■ REQUIREMENT:
Go through the data and copy each line where the string "Very" appears.

[LISTED ENTRIES — start]

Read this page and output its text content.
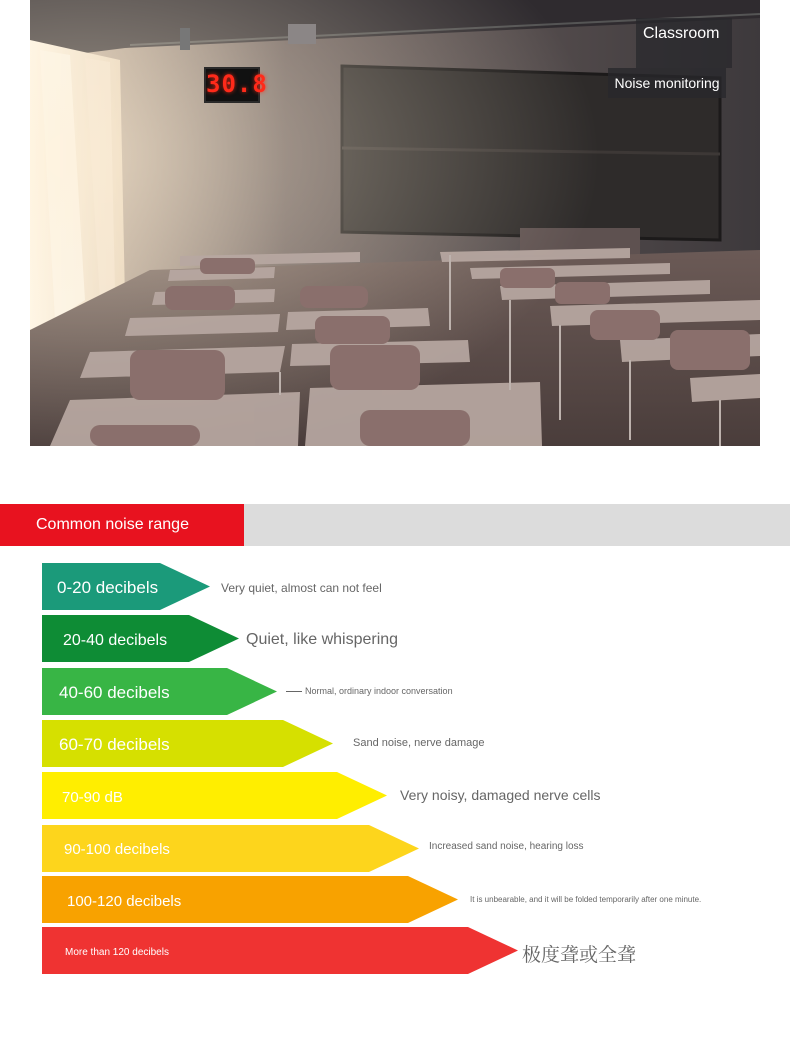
30.8
Classroom
Noise monitoring
Common noise range
0-20 decibels	Very quiet, almost can not feel
20-40 decibels	Quiet, like whispering
40-60 decibels	Normal, ordinary indoor conversation
60-70 decibels	Sand noise, nerve damage
70-90 dB	Very noisy, damaged nerve cells
90-100 decibels	Increased sand noise, hearing loss
100-120 decibels	It is unbearable, and it will be folded temporarily after one minute.
More than 120 decibels	极度聋或全聋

[LISTED ENTRIES — finish]

■ FINAL ANSWER:
0-20 decibels	Very quiet, almost can not feel
70-90 dB	Very noisy, damaged nerve cells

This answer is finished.